Task prompt: Show all lines of the listing that hold the word "JSON".

(Data listing)
((

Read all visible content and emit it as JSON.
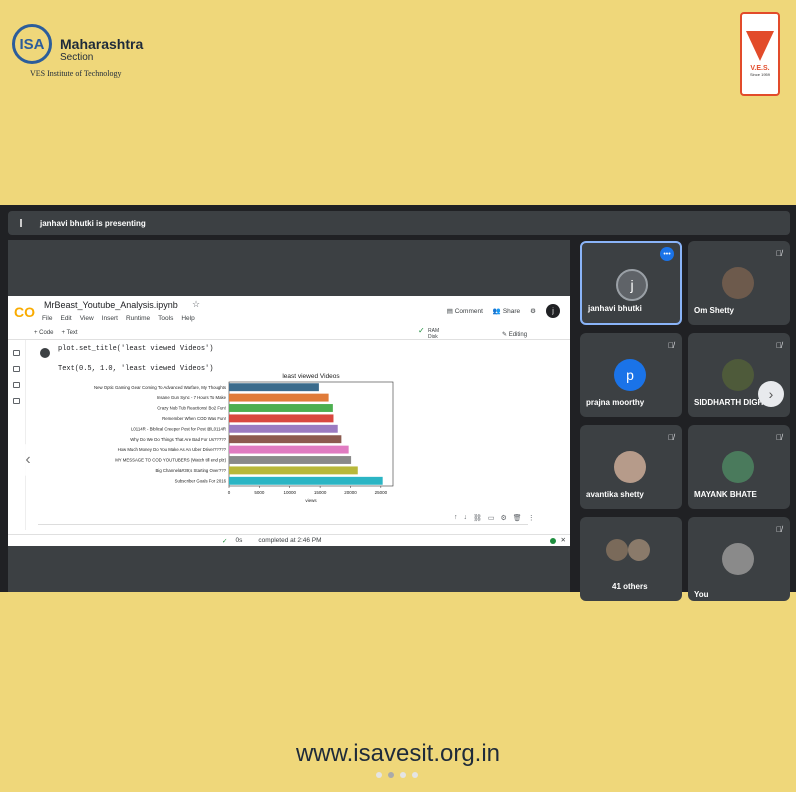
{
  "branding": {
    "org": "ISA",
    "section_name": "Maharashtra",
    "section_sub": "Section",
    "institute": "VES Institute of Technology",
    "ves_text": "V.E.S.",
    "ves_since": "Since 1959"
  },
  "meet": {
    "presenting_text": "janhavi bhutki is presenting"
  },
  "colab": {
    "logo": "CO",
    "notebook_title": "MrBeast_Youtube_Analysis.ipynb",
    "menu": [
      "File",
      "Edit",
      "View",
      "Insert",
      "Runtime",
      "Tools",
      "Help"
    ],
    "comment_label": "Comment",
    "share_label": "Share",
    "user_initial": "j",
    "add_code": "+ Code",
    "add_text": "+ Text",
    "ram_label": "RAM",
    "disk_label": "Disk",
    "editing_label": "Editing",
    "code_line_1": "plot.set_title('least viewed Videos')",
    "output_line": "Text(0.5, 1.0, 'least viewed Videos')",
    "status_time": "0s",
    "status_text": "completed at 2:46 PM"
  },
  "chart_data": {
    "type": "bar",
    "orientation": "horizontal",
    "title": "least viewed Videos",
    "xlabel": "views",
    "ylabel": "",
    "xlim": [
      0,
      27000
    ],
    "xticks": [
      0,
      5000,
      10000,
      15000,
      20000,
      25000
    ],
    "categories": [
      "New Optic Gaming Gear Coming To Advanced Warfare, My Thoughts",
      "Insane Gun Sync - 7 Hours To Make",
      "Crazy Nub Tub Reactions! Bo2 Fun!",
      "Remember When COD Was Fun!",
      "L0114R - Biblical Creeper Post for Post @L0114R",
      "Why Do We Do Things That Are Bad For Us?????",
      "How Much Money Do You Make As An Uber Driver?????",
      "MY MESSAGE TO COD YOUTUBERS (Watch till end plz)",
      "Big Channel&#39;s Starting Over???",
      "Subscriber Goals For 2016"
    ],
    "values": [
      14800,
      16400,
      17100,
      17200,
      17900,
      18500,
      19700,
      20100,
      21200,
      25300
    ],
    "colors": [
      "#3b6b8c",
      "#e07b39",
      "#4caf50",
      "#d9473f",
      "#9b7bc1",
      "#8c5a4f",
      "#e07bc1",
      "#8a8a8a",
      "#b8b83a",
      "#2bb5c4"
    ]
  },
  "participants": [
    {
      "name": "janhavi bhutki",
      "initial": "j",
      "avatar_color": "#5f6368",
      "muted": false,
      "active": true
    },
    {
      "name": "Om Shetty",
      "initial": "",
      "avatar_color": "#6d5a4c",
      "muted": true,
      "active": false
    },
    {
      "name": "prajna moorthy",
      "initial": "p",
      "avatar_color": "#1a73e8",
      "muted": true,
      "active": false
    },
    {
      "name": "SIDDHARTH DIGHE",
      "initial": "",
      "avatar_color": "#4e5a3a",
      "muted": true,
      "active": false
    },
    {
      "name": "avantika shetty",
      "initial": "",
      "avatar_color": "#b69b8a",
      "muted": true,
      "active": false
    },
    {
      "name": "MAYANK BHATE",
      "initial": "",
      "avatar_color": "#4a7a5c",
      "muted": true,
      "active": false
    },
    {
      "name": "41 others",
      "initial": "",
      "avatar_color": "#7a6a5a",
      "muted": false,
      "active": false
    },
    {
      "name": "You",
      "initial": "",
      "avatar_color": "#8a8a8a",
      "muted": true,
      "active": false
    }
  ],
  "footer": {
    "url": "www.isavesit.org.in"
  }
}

))
((

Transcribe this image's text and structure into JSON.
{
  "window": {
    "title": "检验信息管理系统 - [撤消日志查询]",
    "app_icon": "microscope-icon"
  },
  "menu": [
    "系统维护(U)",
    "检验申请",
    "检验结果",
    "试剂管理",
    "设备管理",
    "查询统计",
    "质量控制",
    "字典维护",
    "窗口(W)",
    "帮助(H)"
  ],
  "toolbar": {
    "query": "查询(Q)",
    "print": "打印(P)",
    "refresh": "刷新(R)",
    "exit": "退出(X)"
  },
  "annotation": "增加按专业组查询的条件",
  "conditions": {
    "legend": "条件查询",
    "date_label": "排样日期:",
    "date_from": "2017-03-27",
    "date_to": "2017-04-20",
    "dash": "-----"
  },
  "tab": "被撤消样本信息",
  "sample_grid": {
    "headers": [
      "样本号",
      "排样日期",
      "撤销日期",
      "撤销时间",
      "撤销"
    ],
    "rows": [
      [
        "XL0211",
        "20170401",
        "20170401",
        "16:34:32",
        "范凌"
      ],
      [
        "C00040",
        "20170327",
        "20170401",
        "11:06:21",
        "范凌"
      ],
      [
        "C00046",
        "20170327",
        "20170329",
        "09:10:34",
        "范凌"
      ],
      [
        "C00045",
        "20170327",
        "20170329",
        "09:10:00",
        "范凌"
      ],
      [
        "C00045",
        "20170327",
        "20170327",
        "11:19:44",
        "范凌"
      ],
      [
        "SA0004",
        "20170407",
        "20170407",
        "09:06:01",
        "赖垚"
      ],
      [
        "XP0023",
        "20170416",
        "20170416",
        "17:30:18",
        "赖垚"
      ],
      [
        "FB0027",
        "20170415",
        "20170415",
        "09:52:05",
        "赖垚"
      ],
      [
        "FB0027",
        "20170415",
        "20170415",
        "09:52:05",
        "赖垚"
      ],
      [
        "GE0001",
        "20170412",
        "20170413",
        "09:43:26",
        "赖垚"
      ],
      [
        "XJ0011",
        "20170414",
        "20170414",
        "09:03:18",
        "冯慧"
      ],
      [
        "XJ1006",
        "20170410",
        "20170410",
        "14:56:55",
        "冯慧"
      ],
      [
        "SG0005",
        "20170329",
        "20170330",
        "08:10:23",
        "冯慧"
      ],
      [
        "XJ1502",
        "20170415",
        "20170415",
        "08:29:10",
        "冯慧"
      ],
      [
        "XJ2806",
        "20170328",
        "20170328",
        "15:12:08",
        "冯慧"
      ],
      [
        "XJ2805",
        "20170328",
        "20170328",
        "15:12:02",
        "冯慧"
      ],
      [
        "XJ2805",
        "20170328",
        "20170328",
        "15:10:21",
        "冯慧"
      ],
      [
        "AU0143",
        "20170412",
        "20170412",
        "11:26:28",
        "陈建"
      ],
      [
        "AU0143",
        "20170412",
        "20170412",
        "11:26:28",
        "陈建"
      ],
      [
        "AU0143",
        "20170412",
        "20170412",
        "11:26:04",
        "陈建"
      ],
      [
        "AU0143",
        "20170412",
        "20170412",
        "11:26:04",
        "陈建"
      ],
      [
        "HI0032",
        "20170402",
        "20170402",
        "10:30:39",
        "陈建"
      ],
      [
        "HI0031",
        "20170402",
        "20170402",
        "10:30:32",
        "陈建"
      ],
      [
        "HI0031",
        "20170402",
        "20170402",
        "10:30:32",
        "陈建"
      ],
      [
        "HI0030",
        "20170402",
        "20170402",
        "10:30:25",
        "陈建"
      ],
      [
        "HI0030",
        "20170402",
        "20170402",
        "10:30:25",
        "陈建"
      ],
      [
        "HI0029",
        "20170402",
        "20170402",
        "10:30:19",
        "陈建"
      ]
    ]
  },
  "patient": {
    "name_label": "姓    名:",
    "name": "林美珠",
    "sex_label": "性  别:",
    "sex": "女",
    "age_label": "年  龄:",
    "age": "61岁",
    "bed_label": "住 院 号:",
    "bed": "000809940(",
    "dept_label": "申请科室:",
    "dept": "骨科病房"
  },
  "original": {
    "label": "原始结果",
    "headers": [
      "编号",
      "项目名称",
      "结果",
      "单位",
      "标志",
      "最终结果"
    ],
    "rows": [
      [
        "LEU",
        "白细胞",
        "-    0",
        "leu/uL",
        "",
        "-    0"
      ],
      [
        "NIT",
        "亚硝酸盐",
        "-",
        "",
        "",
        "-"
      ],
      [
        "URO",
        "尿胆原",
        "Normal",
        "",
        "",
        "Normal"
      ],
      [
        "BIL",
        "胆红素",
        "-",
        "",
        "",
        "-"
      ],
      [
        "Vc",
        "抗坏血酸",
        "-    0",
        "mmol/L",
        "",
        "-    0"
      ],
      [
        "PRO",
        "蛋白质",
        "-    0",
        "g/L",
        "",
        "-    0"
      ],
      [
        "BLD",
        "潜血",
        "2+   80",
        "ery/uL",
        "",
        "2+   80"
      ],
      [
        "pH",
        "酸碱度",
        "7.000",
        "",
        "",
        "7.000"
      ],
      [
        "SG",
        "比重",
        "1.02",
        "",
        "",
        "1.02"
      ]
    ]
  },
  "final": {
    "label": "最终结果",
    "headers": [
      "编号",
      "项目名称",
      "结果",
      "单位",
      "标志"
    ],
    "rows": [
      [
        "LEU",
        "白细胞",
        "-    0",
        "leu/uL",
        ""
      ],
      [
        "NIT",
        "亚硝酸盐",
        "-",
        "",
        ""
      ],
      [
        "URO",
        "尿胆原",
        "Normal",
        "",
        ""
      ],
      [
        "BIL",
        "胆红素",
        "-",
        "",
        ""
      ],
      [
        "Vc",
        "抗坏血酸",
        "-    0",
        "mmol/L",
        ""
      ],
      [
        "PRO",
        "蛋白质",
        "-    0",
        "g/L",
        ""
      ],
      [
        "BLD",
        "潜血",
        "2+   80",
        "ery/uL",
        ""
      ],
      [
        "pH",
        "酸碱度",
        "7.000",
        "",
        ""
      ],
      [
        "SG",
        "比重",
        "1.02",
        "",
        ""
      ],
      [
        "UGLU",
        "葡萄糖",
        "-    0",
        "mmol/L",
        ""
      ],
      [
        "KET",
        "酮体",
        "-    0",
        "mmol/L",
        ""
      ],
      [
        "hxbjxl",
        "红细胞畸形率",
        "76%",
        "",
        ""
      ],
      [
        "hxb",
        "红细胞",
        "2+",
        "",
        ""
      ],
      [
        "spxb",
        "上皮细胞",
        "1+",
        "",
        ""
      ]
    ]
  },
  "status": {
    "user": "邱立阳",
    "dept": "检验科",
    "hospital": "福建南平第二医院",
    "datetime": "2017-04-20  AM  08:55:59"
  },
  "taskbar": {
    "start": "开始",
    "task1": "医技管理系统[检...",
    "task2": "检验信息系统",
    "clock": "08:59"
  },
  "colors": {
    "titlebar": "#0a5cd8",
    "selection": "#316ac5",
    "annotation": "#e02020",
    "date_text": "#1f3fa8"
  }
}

))

Final result:
Read all visible content and emit it as JSON.
Transcribe this image's text and structure into JSON.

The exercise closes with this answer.